» Aim of the exercise: Write out the material exactly. Do not include the pictures.

» Exercise materials:
++++++++++

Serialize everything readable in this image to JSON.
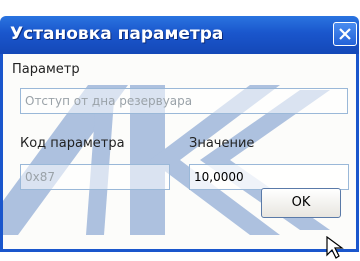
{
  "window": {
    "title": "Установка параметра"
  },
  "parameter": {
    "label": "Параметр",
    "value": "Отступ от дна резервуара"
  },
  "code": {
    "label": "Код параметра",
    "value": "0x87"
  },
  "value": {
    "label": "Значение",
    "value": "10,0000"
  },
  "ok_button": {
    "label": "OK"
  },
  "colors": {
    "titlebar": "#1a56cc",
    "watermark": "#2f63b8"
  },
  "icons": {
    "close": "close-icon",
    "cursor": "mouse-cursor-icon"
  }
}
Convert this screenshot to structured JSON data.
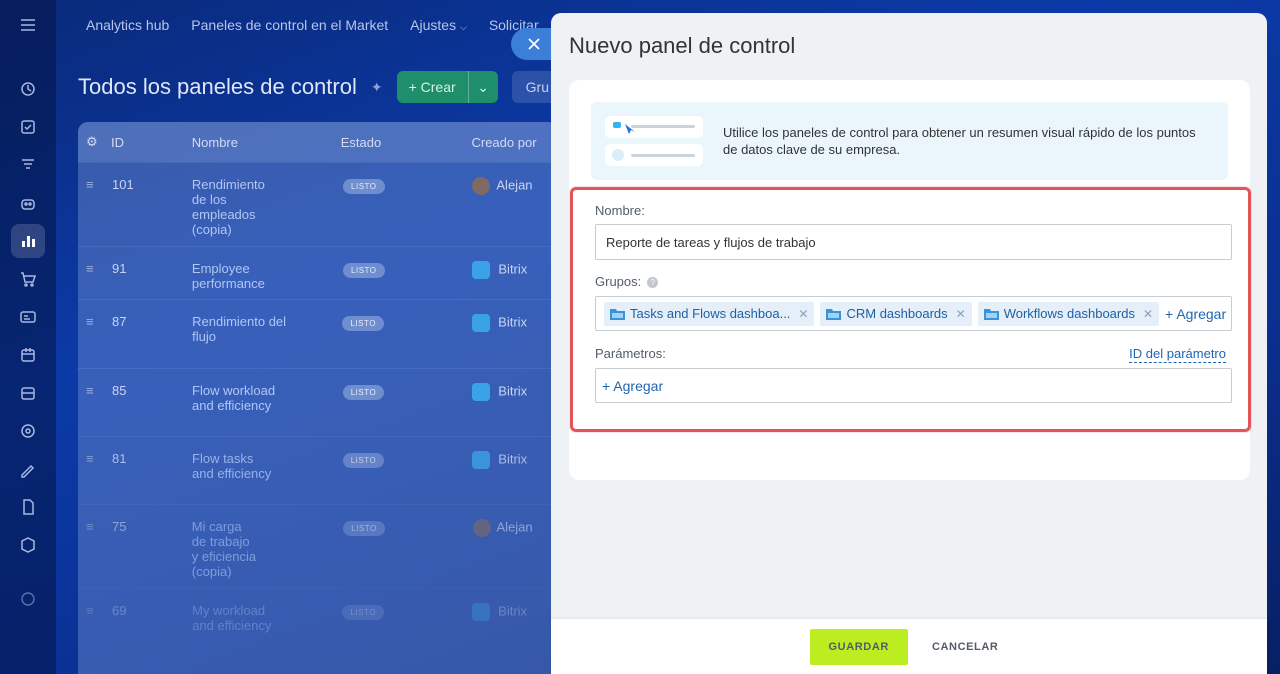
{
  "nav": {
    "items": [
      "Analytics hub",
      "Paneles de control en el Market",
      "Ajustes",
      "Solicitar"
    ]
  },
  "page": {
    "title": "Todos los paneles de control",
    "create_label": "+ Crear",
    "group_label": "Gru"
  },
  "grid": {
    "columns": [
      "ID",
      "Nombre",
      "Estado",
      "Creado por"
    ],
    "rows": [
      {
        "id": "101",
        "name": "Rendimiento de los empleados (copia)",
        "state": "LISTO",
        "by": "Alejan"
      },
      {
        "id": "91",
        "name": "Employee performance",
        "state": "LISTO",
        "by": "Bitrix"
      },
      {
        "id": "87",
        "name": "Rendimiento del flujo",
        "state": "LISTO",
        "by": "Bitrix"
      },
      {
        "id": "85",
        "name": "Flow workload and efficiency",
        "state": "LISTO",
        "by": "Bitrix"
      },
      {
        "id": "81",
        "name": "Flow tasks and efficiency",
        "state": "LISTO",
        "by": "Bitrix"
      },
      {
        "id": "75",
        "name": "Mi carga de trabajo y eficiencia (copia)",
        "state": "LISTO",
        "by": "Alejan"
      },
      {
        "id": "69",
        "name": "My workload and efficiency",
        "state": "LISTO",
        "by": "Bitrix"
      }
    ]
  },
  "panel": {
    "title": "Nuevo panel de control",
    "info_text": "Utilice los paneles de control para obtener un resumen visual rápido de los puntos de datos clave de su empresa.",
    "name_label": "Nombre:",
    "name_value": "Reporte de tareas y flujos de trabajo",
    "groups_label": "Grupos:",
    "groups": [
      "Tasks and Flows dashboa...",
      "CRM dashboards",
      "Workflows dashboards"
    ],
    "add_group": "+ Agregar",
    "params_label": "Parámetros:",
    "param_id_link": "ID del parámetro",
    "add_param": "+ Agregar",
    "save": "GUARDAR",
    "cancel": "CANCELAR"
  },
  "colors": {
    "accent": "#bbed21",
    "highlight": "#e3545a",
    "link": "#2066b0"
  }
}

++++++++++

» Exercise response:
Serialize everything readable in this image to JSON.
{
  "window": {
    "title": "Установка параметра"
  },
  "parameter": {
    "label": "Параметр",
    "value": "Отступ от дна резервуара"
  },
  "code": {
    "label": "Код параметра",
    "value": "0x87"
  },
  "value": {
    "label": "Значение",
    "value": "10,0000"
  },
  "ok_button": {
    "label": "OK"
  },
  "colors": {
    "titlebar": "#1a56cc",
    "watermark": "#2f63b8"
  },
  "icons": {
    "close": "close-icon",
    "cursor": "mouse-cursor-icon"
  }
}
Convert this screenshot to structured JSON data.
{
  "nav": {
    "items": [
      "Analytics hub",
      "Paneles de control en el Market",
      "Ajustes",
      "Solicitar"
    ]
  },
  "page": {
    "title": "Todos los paneles de control",
    "create_label": "+ Crear",
    "group_label": "Gru"
  },
  "grid": {
    "columns": [
      "ID",
      "Nombre",
      "Estado",
      "Creado por"
    ],
    "rows": [
      {
        "id": "101",
        "name": "Rendimiento de los empleados (copia)",
        "state": "LISTO",
        "by": "Alejan"
      },
      {
        "id": "91",
        "name": "Employee performance",
        "state": "LISTO",
        "by": "Bitrix"
      },
      {
        "id": "87",
        "name": "Rendimiento del flujo",
        "state": "LISTO",
        "by": "Bitrix"
      },
      {
        "id": "85",
        "name": "Flow workload and efficiency",
        "state": "LISTO",
        "by": "Bitrix"
      },
      {
        "id": "81",
        "name": "Flow tasks and efficiency",
        "state": "LISTO",
        "by": "Bitrix"
      },
      {
        "id": "75",
        "name": "Mi carga de trabajo y eficiencia (copia)",
        "state": "LISTO",
        "by": "Alejan"
      },
      {
        "id": "69",
        "name": "My workload and efficiency",
        "state": "LISTO",
        "by": "Bitrix"
      }
    ]
  },
  "panel": {
    "title": "Nuevo panel de control",
    "info_text": "Utilice los paneles de control para obtener un resumen visual rápido de los puntos de datos clave de su empresa.",
    "name_label": "Nombre:",
    "name_value": "Reporte de tareas y flujos de trabajo",
    "groups_label": "Grupos:",
    "groups": [
      "Tasks and Flows dashboa...",
      "CRM dashboards",
      "Workflows dashboards"
    ],
    "add_group": "+ Agregar",
    "params_label": "Parámetros:",
    "param_id_link": "ID del parámetro",
    "add_param": "+ Agregar",
    "save": "GUARDAR",
    "cancel": "CANCELAR"
  },
  "colors": {
    "accent": "#bbed21",
    "highlight": "#e3545a",
    "link": "#2066b0"
  }
}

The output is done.